— begin Given data —

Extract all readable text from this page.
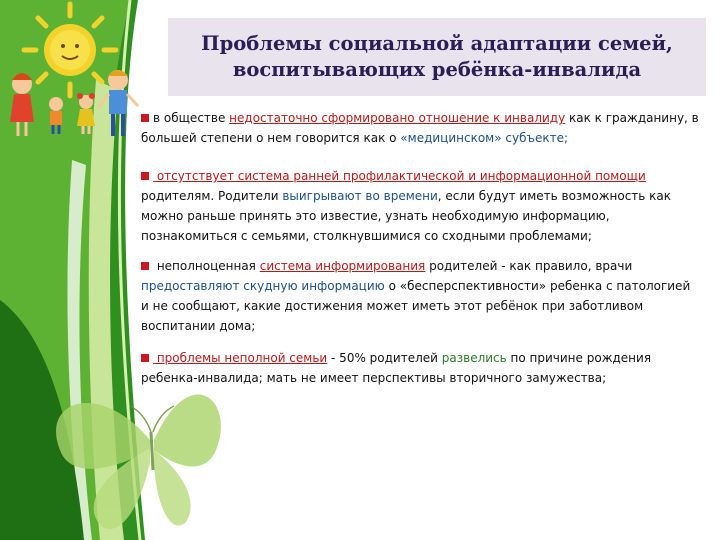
Проблемы социальной адаптации семей,
воспитывающих ребёнка-инвалида

в обществе недостаточно сформировано отношение к инвалиду как к гражданину, в большей степени о нем говорится как о «медицинском» субъекте;

отсутствует система ранней профилактической и информационной помощи родителям. Родители выигрывают во времени, если будут иметь возможность как можно раньше принять это известие, узнать необходимую информацию, познакомиться с семьями, столкнувшимися со сходными проблемами;

неполноценная система информирования родителей - как правило, врачи предоставляют скудную информацию о «бесперспективности» ребенка с патологией и не сообщают, какие достижения может иметь этот ребёнок при заботливом воспитании дома;

проблемы неполной семьи - 50% родителей развелись по причине рождения ребенка-инвалида; мать не имеет перспективы вторичного замужества;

— end Given data —

To do:
Only the number is wanted: how many lines above include the word "информацию"?

Solution to this exercise:
2